> _Task statement_
The records below hold pictures; please leave those out and retype the rest exactly.

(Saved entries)
-- -- --

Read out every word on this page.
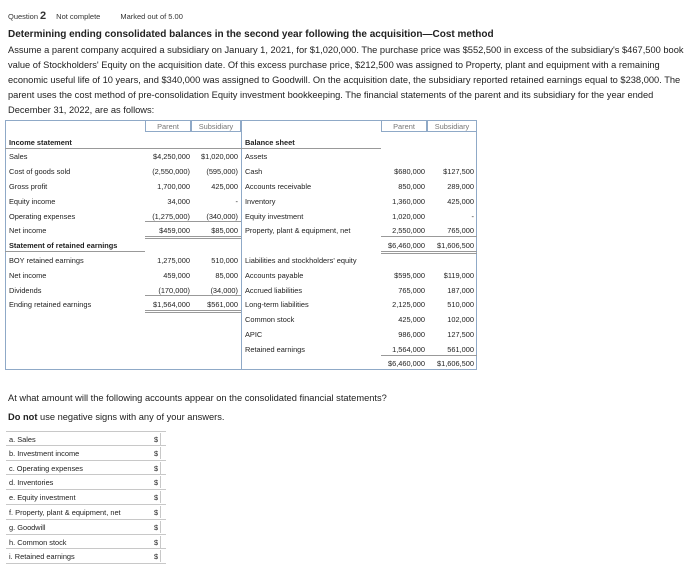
Question 2 Not complete	Marked out of 5.00
Determining ending consolidated balances in the second year following the acquisition—Cost method
Assume a parent company acquired a subsidiary on January 1, 2021, for $1,020,000. The purchase price was $552,500 in excess of the subsidiary's $467,500 book value of Stockholders' Equity on the acquisition date. Of this excess purchase price, $212,500 was assigned to Property, plant and equipment with a remaining economic useful life of 10 years, and $340,000 was assigned to Goodwill. On the acquisition date, the subsidiary reported retained earnings equal to $238,000. The parent uses the cost method of pre-consolidation Equity investment bookkeeping. The financial statements of the parent and its subsidiary for the year ended December 31, 2022, are as follows:
Parent	Subsidiary	Parent	Subsidiary
Income statement
Sales	$4,250,000	$1,020,000
Cost of goods sold	(2,550,000)	(595,000)
Gross profit	1,700,000	425,000
Equity income	34,000	-
Operating expenses	(1,275,000)	(340,000)
Net income	$459,000	$85,000
Statement of retained earnings
BOY retained earnings	1,275,000	510,000
Net income	459,000	85,000
Dividends	(170,000)	(34,000)
Ending retained earnings	$1,564,000	$561,000
Balance sheet
Assets
Cash	$680,000	$127,500
Accounts receivable	850,000	289,000
Inventory	1,360,000	425,000
Equity investment	1,020,000	-
Property, plant & equipment, net	2,550,000	765,000
$6,460,000	$1,606,500
Liabilities and stockholders' equity
Accounts payable	$595,000	$119,000
Accrued liabilities	765,000	187,000
Long-term liabilities	2,125,000	510,000
Common stock	425,000	102,000
APIC	986,000	127,500
Retained earnings	1,564,000	561,000
$6,460,000	$1,606,500
At what amount will the following accounts appear on the consolidated financial statements?
Do not use negative signs with any of your answers.
a. Sales	$
b. Investment income	$
c. Operating expenses	$
d. Inventories	$
e. Equity investment	$
f. Property, plant & equipment, net	$
g. Goodwill	$
h. Common stock	$
i. Retained earnings	$
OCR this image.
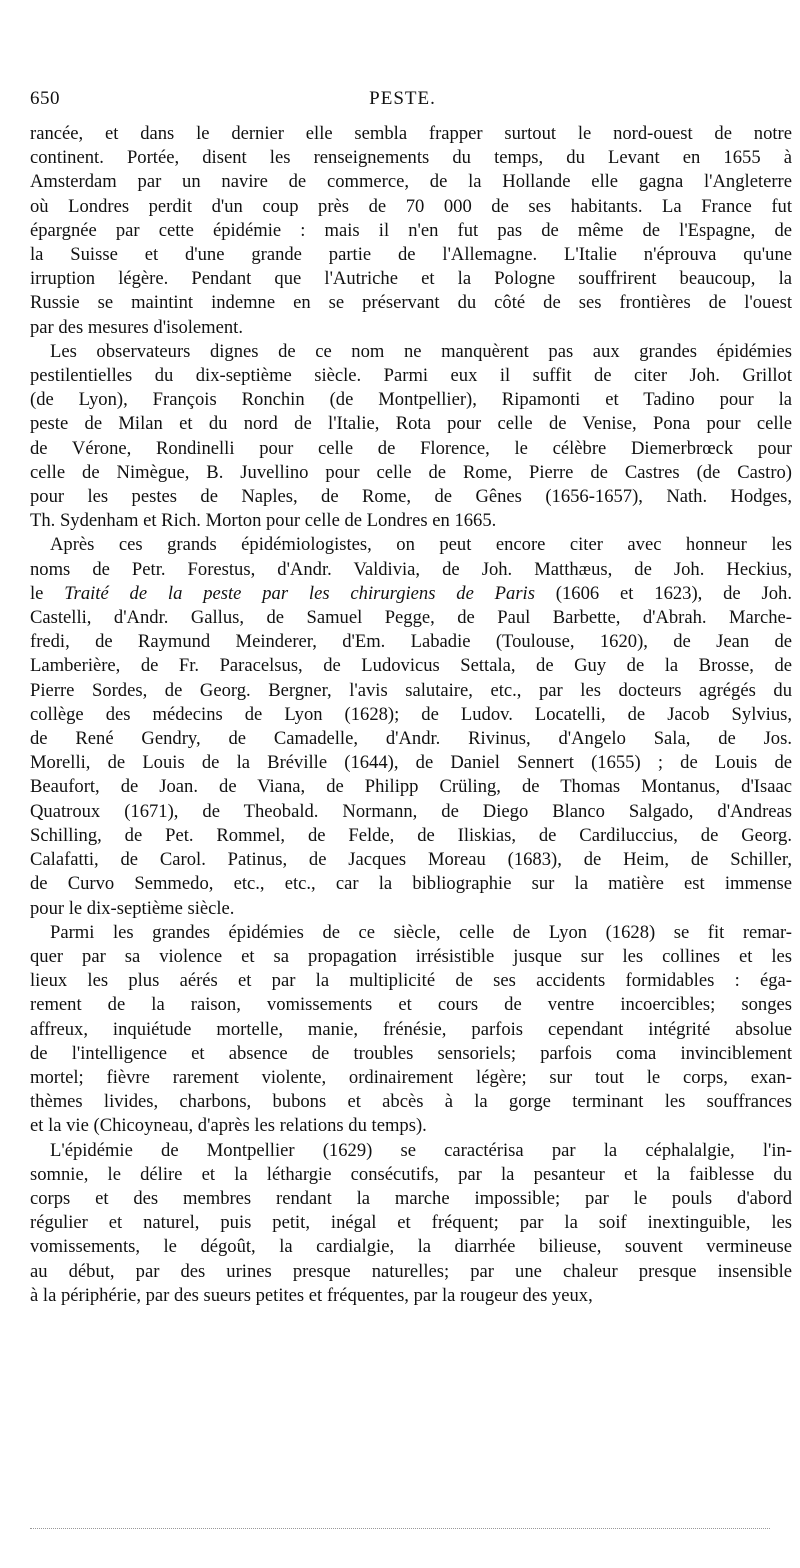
650	PESTE.
rancée, et dans le dernier elle sembla frapper surtout le nord-ouest de notre
continent. Portée, disent les renseignements du temps, du Levant en 1655 à
Amsterdam par un navire de commerce, de la Hollande elle gagna l'Angleterre
où Londres perdit d'un coup près de 70 000 de ses habitants. La France fut
épargnée par cette épidémie : mais il n'en fut pas de même de l'Espagne, de
la Suisse et d'une grande partie de l'Allemagne. L'Italie n'éprouva qu'une
irruption légère. Pendant que l'Autriche et la Pologne souffrirent beaucoup, la
Russie se maintint indemne en se préservant du côté de ses frontières de l'ouest
par des mesures d'isolement.
Les observateurs dignes de ce nom ne manquèrent pas aux grandes épidémies
pestilentielles du dix-septième siècle. Parmi eux il suffit de citer Joh. Grillot
(de Lyon), François Ronchin (de Montpellier), Ripamonti et Tadino pour la
peste de Milan et du nord de l'Italie, Rota pour celle de Venise, Pona pour celle
de Vérone, Rondinelli pour celle de Florence, le célèbre Diemerbrœck pour
celle de Nimègue, B. Juvellino pour celle de Rome, Pierre de Castres (de Castro)
pour les pestes de Naples, de Rome, de Gênes (1656-1657), Nath. Hodges,
Th. Sydenham et Rich. Morton pour celle de Londres en 1665.
Après ces grands épidémiologistes, on peut encore citer avec honneur les
noms de Petr. Forestus, d'Andr. Valdivia, de Joh. Matthæus, de Joh. Heckius,
le Traité de la peste par les chirurgiens de Paris (1606 et 1623), de Joh.
Castelli, d'Andr. Gallus, de Samuel Pegge, de Paul Barbette, d'Abrah. Marche-
fredi, de Raymund Meinderer, d'Em. Labadie (Toulouse, 1620), de Jean de
Lamberière, de Fr. Paracelsus, de Ludovicus Settala, de Guy de la Brosse, de
Pierre Sordes, de Georg. Bergner, l'avis salutaire, etc., par les docteurs agrégés du
collège des médecins de Lyon (1628); de Ludov. Locatelli, de Jacob Sylvius,
de René Gendry, de Camadelle, d'Andr. Rivinus, d'Angelo Sala, de Jos.
Morelli, de Louis de la Bréville (1644), de Daniel Sennert (1655) ; de Louis de
Beaufort, de Joan. de Viana, de Philipp Crüling, de Thomas Montanus, d'Isaac
Quatroux (1671), de Theobald. Normann, de Diego Blanco Salgado, d'Andreas
Schilling, de Pet. Rommel, de Felde, de Iliskias, de Cardiluccius, de Georg.
Calafatti, de Carol. Patinus, de Jacques Moreau (1683), de Heim, de Schiller,
de Curvo Semmedo, etc., etc., car la bibliographie sur la matière est immense
pour le dix-septième siècle.
Parmi les grandes épidémies de ce siècle, celle de Lyon (1628) se fit remar-
quer par sa violence et sa propagation irrésistible jusque sur les collines et les
lieux les plus aérés et par la multiplicité de ses accidents formidables : éga-
rement de la raison, vomissements et cours de ventre incoercibles; songes
affreux, inquiétude mortelle, manie, frénésie, parfois cependant intégrité absolue
de l'intelligence et absence de troubles sensoriels; parfois coma invinciblement
mortel; fièvre rarement violente, ordinairement légère; sur tout le corps, exan-
thèmes livides, charbons, bubons et abcès à la gorge terminant les souffrances
et la vie (Chicoyneau, d'après les relations du temps).
L'épidémie de Montpellier (1629) se caractérisa par la céphalalgie, l'in-
somnie, le délire et la léthargie consécutifs, par la pesanteur et la faiblesse du
corps et des membres rendant la marche impossible; par le pouls d'abord
régulier et naturel, puis petit, inégal et fréquent; par la soif inextinguible, les
vomissements, le dégoût, la cardialgie, la diarrhée bilieuse, souvent vermineuse
au début, par des urines presque naturelles; par une chaleur presque insensible
à la périphérie, par des sueurs petites et fréquentes, par la rougeur des yeux,
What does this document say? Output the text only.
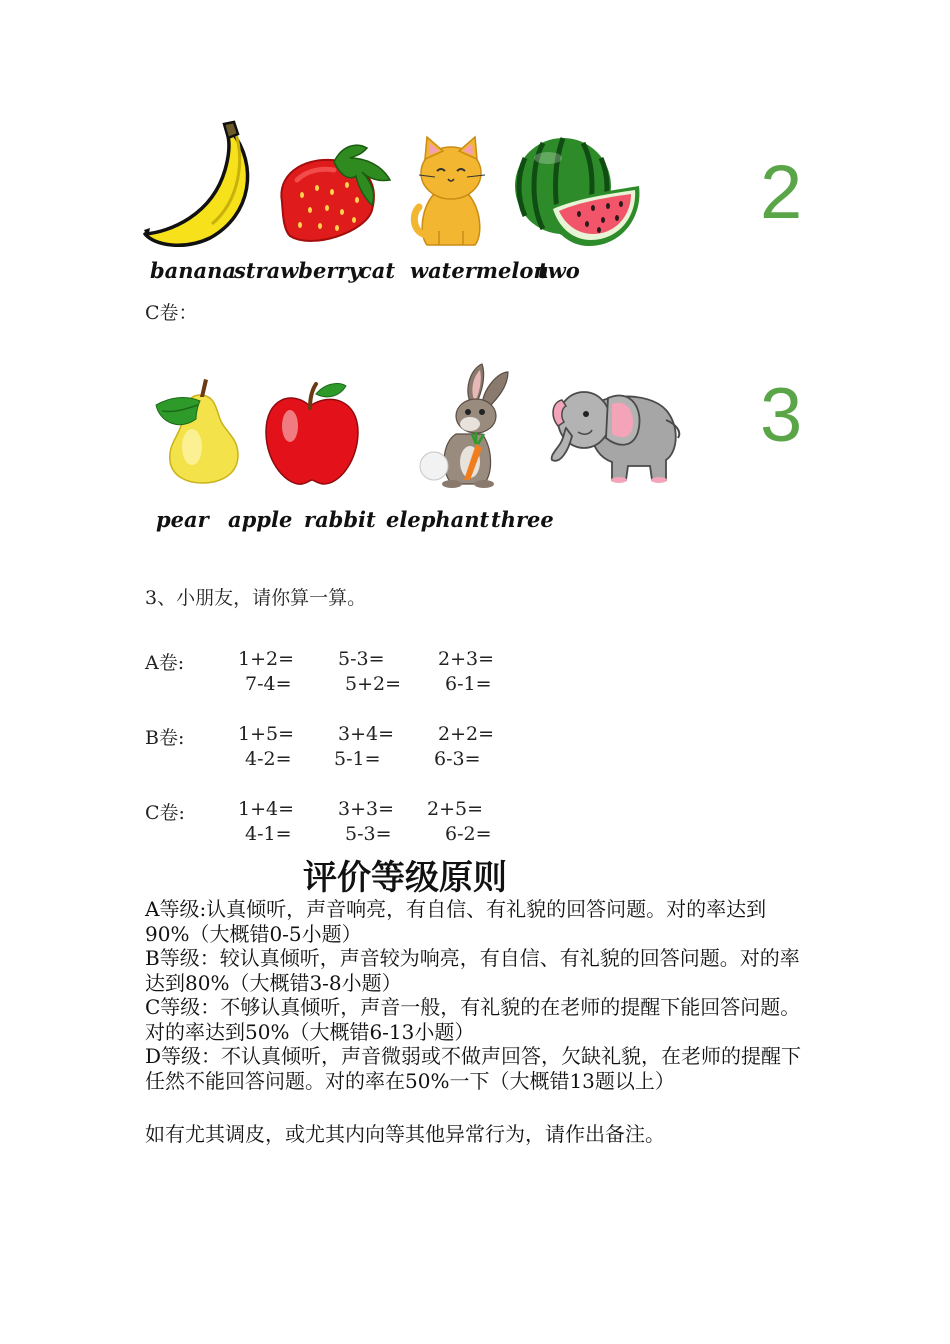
2
banana
strawberry
cat watermelon
two
C卷：
3
pear apple rabbit elephant three
3、小朋友，请你算一算。
A卷:	1+2= 5-3=	2+3=
7-4=	5+2= 6-1=
B卷:	1+5= 3+4= 2+2=
4-2= 5-1=	6-3=
C卷:	1+4= 3+3= 2+5=
4-1=	5-3=	6-2=
评价等级原则
A等级:认真倾听，声音响亮，有自信、有礼貌的回答问题。对的率达到90%（大概错0-5小题）
B等级：较认真倾听，声音较为响亮，有自信、有礼貌的回答问题。对的率达到80%（大概错3-8小题）
C等级：不够认真倾听，声音一般，有礼貌的在老师的提醒下能回答问题。对的率达到50%（大概错6-13小题）
D等级：不认真倾听，声音微弱或不做声回答，欠缺礼貌，在老师的提醒下任然不能回答问题。对的率在50%一下（大概错13题以上）
如有尤其调皮，或尤其内向等其他异常行为，请作出备注。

-- -- --

> _Solution_
Read out every word on this page.
Question 2 Not complete	Marked out of 5.00
Determining ending consolidated balances in the second year following the acquisition—Cost method
Assume a parent company acquired a subsidiary on January 1, 2021, for $1,020,000. The purchase price was $552,500 in excess of the subsidiary's $467,500 book value of Stockholders' Equity on the acquisition date. Of this excess purchase price, $212,500 was assigned to Property, plant and equipment with a remaining economic useful life of 10 years, and $340,000 was assigned to Goodwill. On the acquisition date, the subsidiary reported retained earnings equal to $238,000. The parent uses the cost method of pre-consolidation Equity investment bookkeeping. The financial statements of the parent and its subsidiary for the year ended December 31, 2022, are as follows:
Parent	Subsidiary	Parent	Subsidiary
Income statement
Sales	$4,250,000	$1,020,000
Cost of goods sold	(2,550,000)	(595,000)
Gross profit	1,700,000	425,000
Equity income	34,000	-
Operating expenses	(1,275,000)	(340,000)
Net income	$459,000	$85,000
Statement of retained earnings
BOY retained earnings	1,275,000	510,000
Net income	459,000	85,000
Dividends	(170,000)	(34,000)
Ending retained earnings	$1,564,000	$561,000
Balance sheet
Assets
Cash	$680,000	$127,500
Accounts receivable	850,000	289,000
Inventory	1,360,000	425,000
Equity investment	1,020,000	-
Property, plant & equipment, net	2,550,000	765,000
$6,460,000	$1,606,500
Liabilities and stockholders' equity
Accounts payable	$595,000	$119,000
Accrued liabilities	765,000	187,000
Long-term liabilities	2,125,000	510,000
Common stock	425,000	102,000
APIC	986,000	127,500
Retained earnings	1,564,000	561,000
$6,460,000	$1,606,500
At what amount will the following accounts appear on the consolidated financial statements?
Do not use negative signs with any of your answers.
a. Sales	$
b. Investment income	$
c. Operating expenses	$
d. Inventories	$
e. Equity investment	$
f. Property, plant & equipment, net	$
g. Goodwill	$
h. Common stock	$
i. Retained earnings	$
OCR this image.
650	PESTE.
rancée, et dans le dernier elle sembla frapper surtout le nord-ouest de notre
continent. Portée, disent les renseignements du temps, du Levant en 1655 à
Amsterdam par un navire de commerce, de la Hollande elle gagna l'Angleterre
où Londres perdit d'un coup près de 70 000 de ses habitants. La France fut
épargnée par cette épidémie : mais il n'en fut pas de même de l'Espagne, de
la Suisse et d'une grande partie de l'Allemagne. L'Italie n'éprouva qu'une
irruption légère. Pendant que l'Autriche et la Pologne souffrirent beaucoup, la
Russie se maintint indemne en se préservant du côté de ses frontières de l'ouest
par des mesures d'isolement.
Les observateurs dignes de ce nom ne manquèrent pas aux grandes épidémies
pestilentielles du dix-septième siècle. Parmi eux il suffit de citer Joh. Grillot
(de Lyon), François Ronchin (de Montpellier), Ripamonti et Tadino pour la
peste de Milan et du nord de l'Italie, Rota pour celle de Venise, Pona pour celle
de Vérone, Rondinelli pour celle de Florence, le célèbre Diemerbrœck pour
celle de Nimègue, B. Juvellino pour celle de Rome, Pierre de Castres (de Castro)
pour les pestes de Naples, de Rome, de Gênes (1656-1657), Nath. Hodges,
Th. Sydenham et Rich. Morton pour celle de Londres en 1665.
Après ces grands épidémiologistes, on peut encore citer avec honneur les
noms de Petr. Forestus, d'Andr. Valdivia, de Joh. Matthæus, de Joh. Heckius,
le Traité de la peste par les chirurgiens de Paris (1606 et 1623), de Joh.
Castelli, d'Andr. Gallus, de Samuel Pegge, de Paul Barbette, d'Abrah. Marche-
fredi, de Raymund Meinderer, d'Em. Labadie (Toulouse, 1620), de Jean de
Lamberière, de Fr. Paracelsus, de Ludovicus Settala, de Guy de la Brosse, de
Pierre Sordes, de Georg. Bergner, l'avis salutaire, etc., par les docteurs agrégés du
collège des médecins de Lyon (1628); de Ludov. Locatelli, de Jacob Sylvius,
de René Gendry, de Camadelle, d'Andr. Rivinus, d'Angelo Sala, de Jos.
Morelli, de Louis de la Bréville (1644), de Daniel Sennert (1655) ; de Louis de
Beaufort, de Joan. de Viana, de Philipp Crüling, de Thomas Montanus, d'Isaac
Quatroux (1671), de Theobald. Normann, de Diego Blanco Salgado, d'Andreas
Schilling, de Pet. Rommel, de Felde, de Iliskias, de Cardiluccius, de Georg.
Calafatti, de Carol. Patinus, de Jacques Moreau (1683), de Heim, de Schiller,
de Curvo Semmedo, etc., etc., car la bibliographie sur la matière est immense
pour le dix-septième siècle.
Parmi les grandes épidémies de ce siècle, celle de Lyon (1628) se fit remar-
quer par sa violence et sa propagation irrésistible jusque sur les collines et les
lieux les plus aérés et par la multiplicité de ses accidents formidables : éga-
rement de la raison, vomissements et cours de ventre incoercibles; songes
affreux, inquiétude mortelle, manie, frénésie, parfois cependant intégrité absolue
de l'intelligence et absence de troubles sensoriels; parfois coma invinciblement
mortel; fièvre rarement violente, ordinairement légère; sur tout le corps, exan-
thèmes livides, charbons, bubons et abcès à la gorge terminant les souffrances
et la vie (Chicoyneau, d'après les relations du temps).
L'épidémie de Montpellier (1629) se caractérisa par la céphalalgie, l'in-
somnie, le délire et la léthargie consécutifs, par la pesanteur et la faiblesse du
corps et des membres rendant la marche impossible; par le pouls d'abord
régulier et naturel, puis petit, inégal et fréquent; par la soif inextinguible, les
vomissements, le dégoût, la cardialgie, la diarrhée bilieuse, souvent vermineuse
au début, par des urines presque naturelles; par une chaleur presque insensible
à la périphérie, par des sueurs petites et fréquentes, par la rougeur des yeux,
What does this document say? Output the text only.
2
banana
strawberry
cat watermelon
two
C卷：
3
pear apple rabbit elephant three
3、小朋友，请你算一算。
A卷:	1+2= 5-3=	2+3=
7-4=	5+2= 6-1=
B卷:	1+5= 3+4= 2+2=
4-2= 5-1=	6-3=
C卷:	1+4= 3+3= 2+5=
4-1=	5-3=	6-2=
评价等级原则
A等级:认真倾听，声音响亮，有自信、有礼貌的回答问题。对的率达到90%（大概错0-5小题）
B等级：较认真倾听，声音较为响亮，有自信、有礼貌的回答问题。对的率达到80%（大概错3-8小题）
C等级：不够认真倾听，声音一般，有礼貌的在老师的提醒下能回答问题。对的率达到50%（大概错6-13小题）
D等级：不认真倾听，声音微弱或不做声回答，欠缺礼貌，在老师的提醒下任然不能回答问题。对的率在50%一下（大概错13题以上）
如有尤其调皮，或尤其内向等其他异常行为，请作出备注。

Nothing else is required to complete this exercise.